Set task >>
Scan the material that follows. Copy every line containing the word "Read".

─── Data section

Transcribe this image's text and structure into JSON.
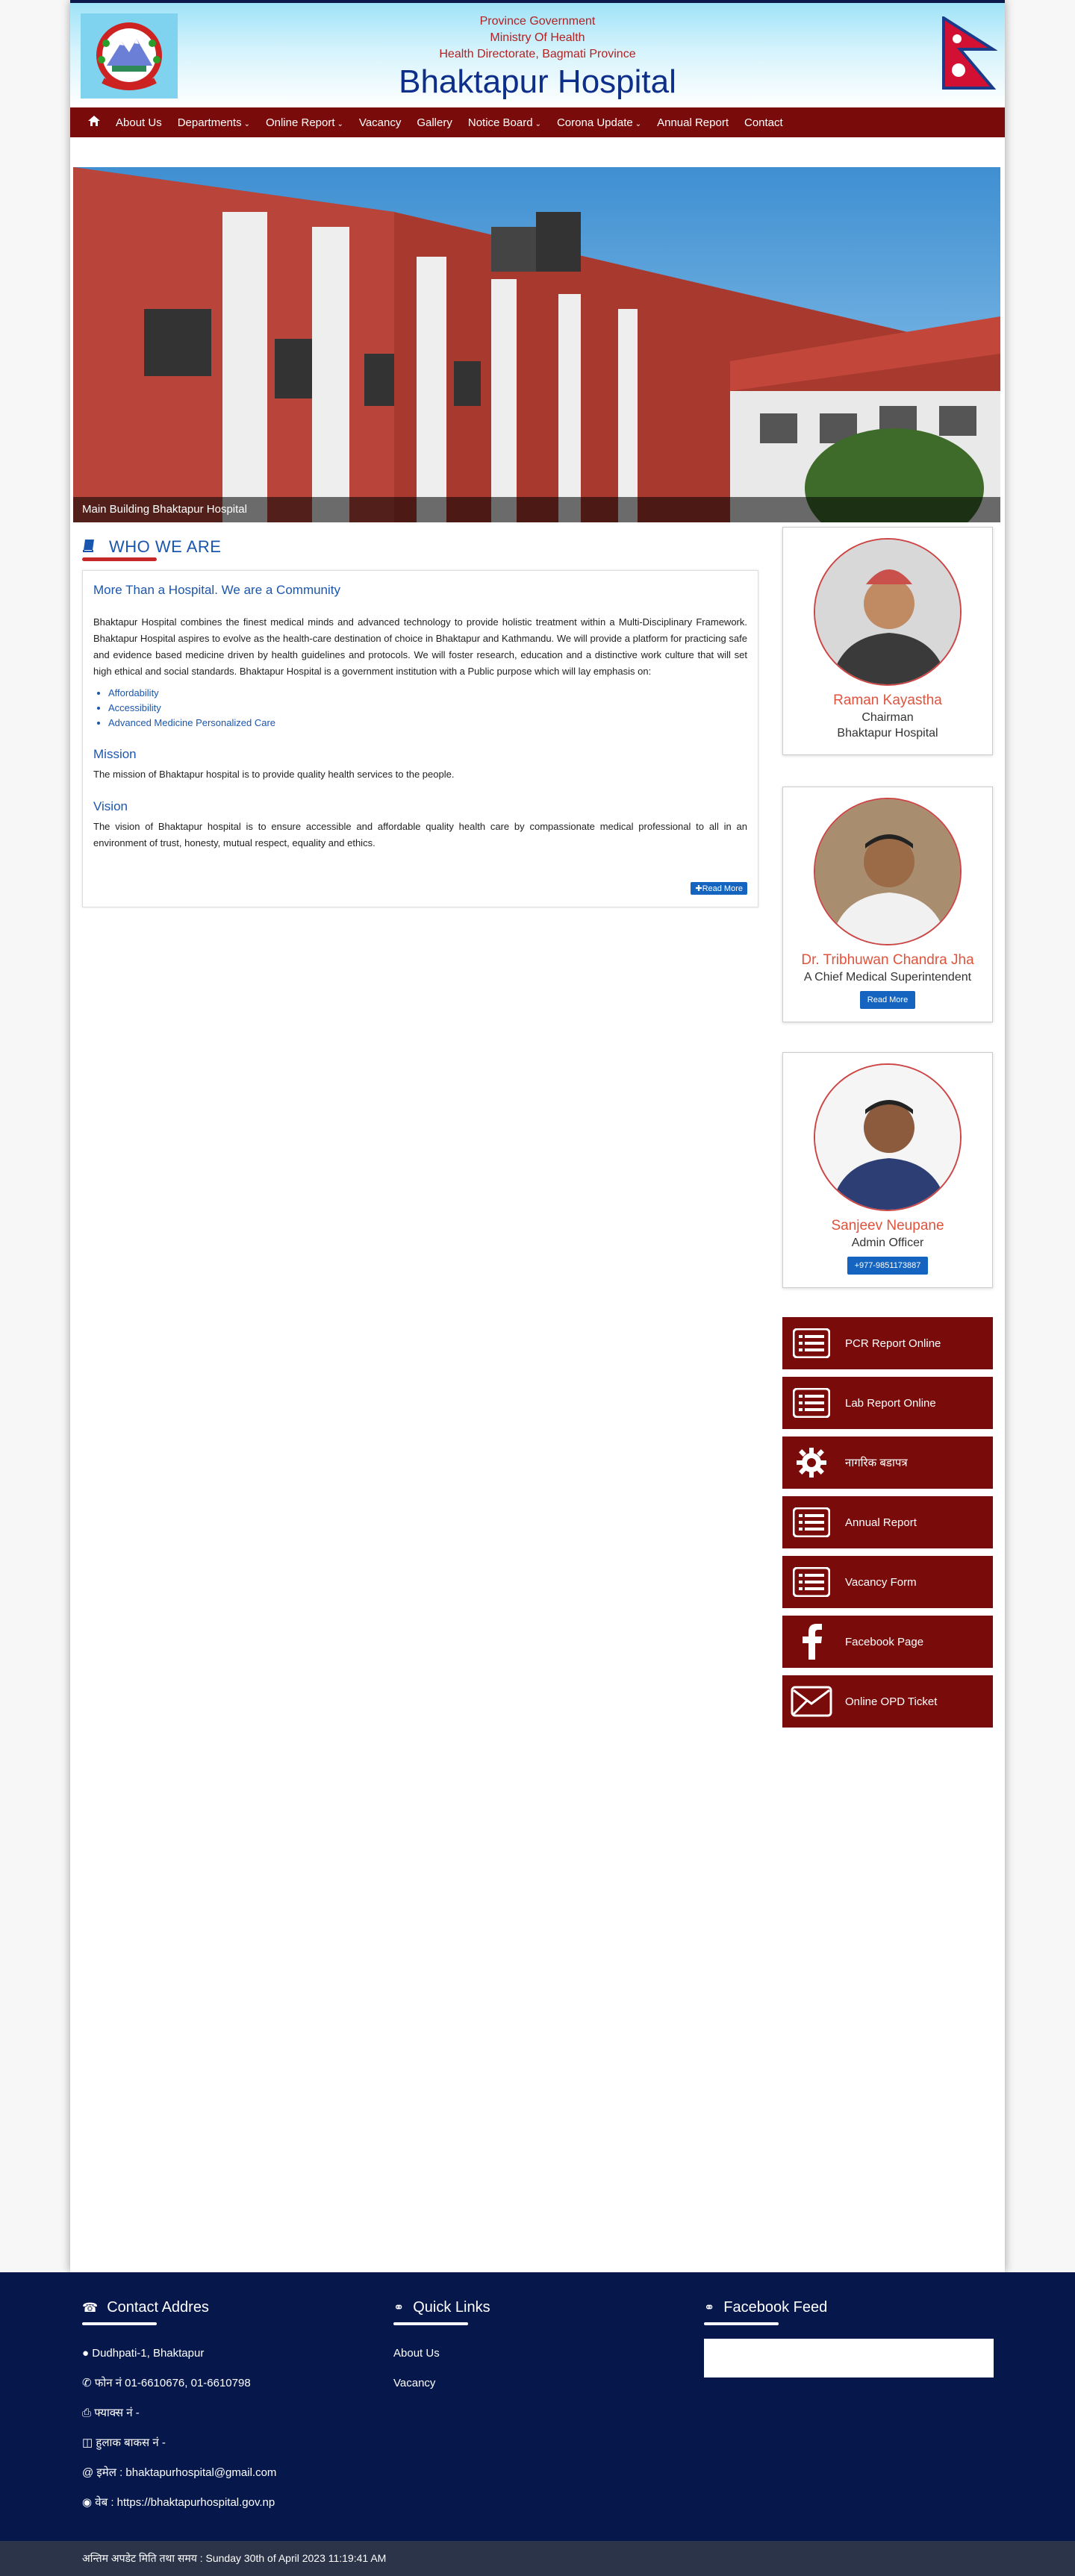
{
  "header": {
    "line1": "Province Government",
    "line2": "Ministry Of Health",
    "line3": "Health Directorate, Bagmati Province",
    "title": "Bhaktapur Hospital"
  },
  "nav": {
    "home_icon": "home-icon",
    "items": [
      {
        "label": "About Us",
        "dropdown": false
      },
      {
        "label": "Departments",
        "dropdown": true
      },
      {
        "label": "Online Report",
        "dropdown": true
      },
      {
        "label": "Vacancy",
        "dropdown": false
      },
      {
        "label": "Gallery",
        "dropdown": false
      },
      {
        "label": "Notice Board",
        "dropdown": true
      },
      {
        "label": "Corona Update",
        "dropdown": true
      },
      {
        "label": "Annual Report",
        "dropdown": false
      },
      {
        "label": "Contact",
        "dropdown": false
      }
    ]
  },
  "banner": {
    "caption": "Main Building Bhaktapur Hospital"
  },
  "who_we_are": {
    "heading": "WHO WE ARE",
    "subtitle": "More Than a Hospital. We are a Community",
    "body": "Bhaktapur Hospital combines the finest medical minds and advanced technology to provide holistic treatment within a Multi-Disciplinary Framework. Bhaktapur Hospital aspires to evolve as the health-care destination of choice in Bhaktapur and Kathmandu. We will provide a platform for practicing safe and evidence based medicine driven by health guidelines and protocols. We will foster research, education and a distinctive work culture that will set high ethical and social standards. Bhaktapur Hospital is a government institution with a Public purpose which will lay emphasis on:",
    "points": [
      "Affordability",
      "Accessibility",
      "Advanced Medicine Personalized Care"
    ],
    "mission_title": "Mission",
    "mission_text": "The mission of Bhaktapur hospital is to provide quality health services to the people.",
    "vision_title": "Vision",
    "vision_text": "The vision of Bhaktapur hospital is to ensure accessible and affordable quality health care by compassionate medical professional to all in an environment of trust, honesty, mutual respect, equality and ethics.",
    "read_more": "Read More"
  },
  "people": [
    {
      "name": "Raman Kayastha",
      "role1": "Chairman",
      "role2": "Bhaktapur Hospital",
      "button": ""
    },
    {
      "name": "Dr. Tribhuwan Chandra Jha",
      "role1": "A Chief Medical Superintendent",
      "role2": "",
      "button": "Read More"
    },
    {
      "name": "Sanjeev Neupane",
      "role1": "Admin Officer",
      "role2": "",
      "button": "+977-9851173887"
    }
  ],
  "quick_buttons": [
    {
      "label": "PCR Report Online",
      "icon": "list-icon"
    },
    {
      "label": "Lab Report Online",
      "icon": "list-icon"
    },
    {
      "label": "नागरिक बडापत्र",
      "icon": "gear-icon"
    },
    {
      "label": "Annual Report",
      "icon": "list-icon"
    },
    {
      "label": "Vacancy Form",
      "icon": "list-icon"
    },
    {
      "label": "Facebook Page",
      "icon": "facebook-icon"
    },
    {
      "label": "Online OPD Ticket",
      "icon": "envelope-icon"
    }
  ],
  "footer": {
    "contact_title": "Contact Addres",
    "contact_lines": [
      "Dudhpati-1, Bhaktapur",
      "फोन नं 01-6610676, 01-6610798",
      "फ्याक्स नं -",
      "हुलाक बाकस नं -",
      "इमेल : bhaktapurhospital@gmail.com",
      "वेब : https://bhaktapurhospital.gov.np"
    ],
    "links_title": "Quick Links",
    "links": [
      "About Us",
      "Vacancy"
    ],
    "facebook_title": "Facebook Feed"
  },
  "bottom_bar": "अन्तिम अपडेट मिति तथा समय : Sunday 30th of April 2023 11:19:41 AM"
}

──────
─── Data section

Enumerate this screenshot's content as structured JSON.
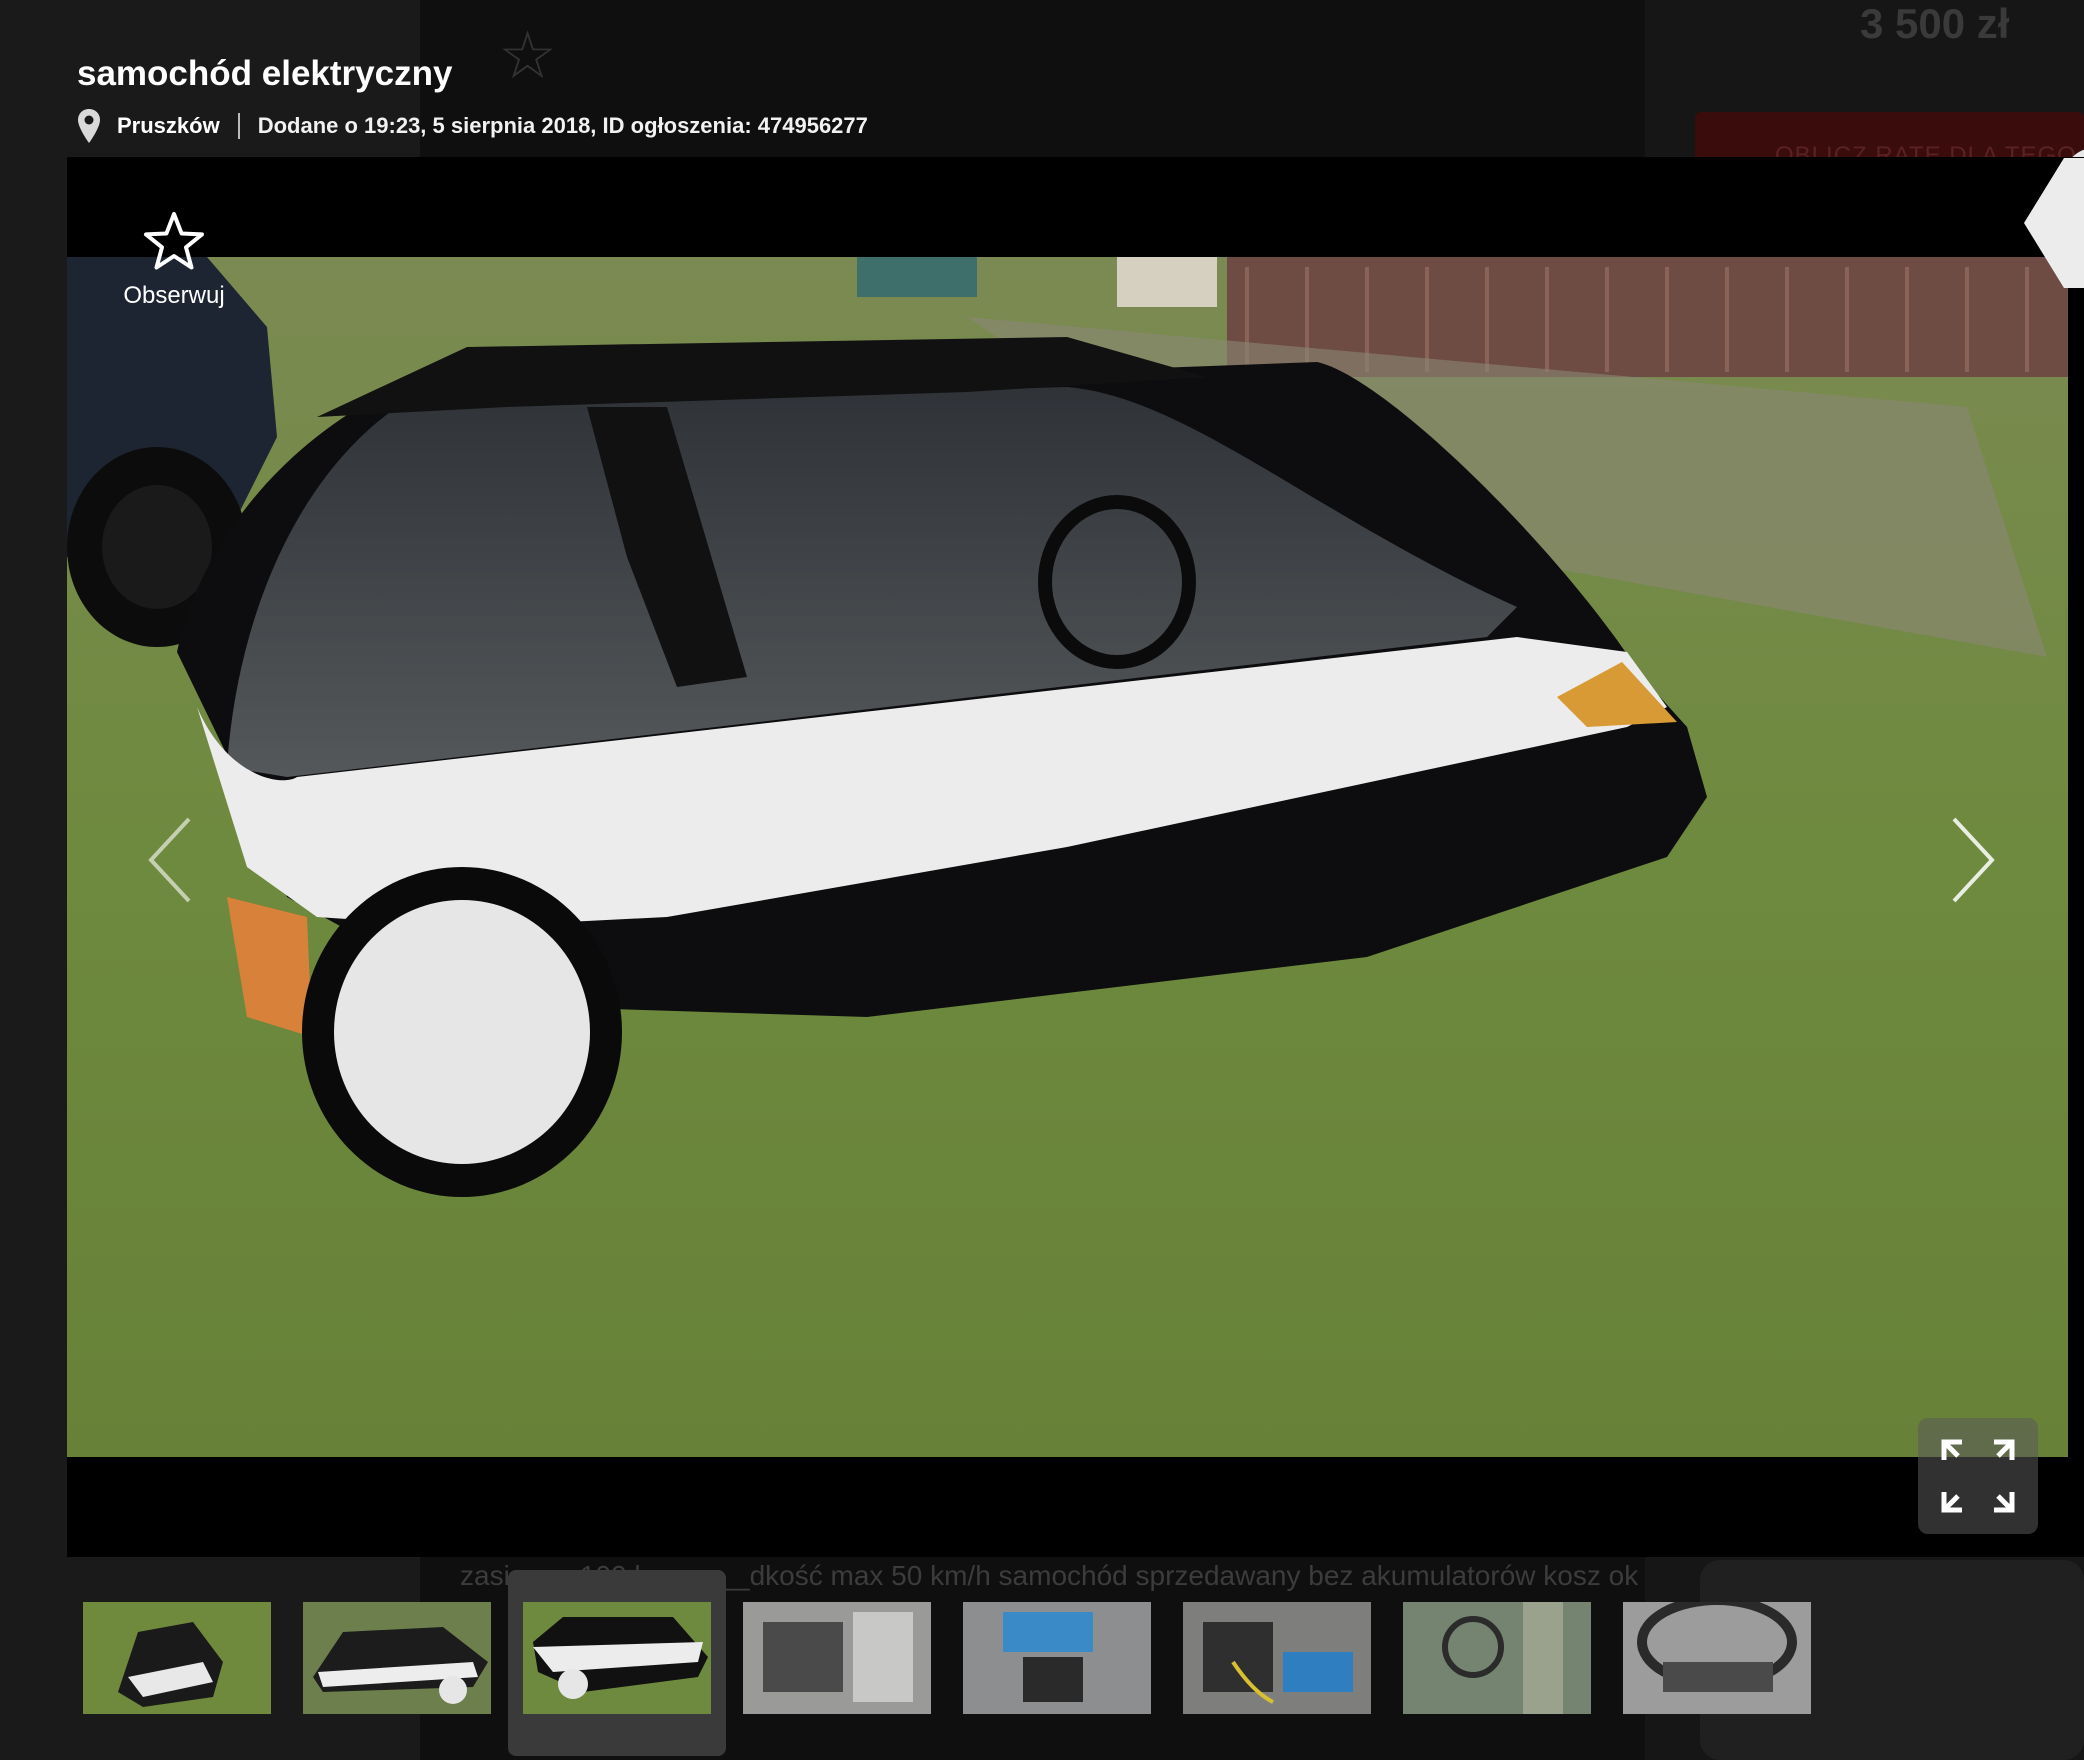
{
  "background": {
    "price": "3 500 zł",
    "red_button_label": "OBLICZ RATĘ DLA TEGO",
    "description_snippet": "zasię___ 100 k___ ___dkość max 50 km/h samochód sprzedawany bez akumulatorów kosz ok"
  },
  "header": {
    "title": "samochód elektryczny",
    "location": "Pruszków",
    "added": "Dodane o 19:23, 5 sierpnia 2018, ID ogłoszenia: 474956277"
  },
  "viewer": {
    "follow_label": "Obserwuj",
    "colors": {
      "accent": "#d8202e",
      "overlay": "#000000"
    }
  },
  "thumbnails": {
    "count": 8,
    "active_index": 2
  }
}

──────

Written answer >>
    "read_more": "Read More"
      "button": "Read More"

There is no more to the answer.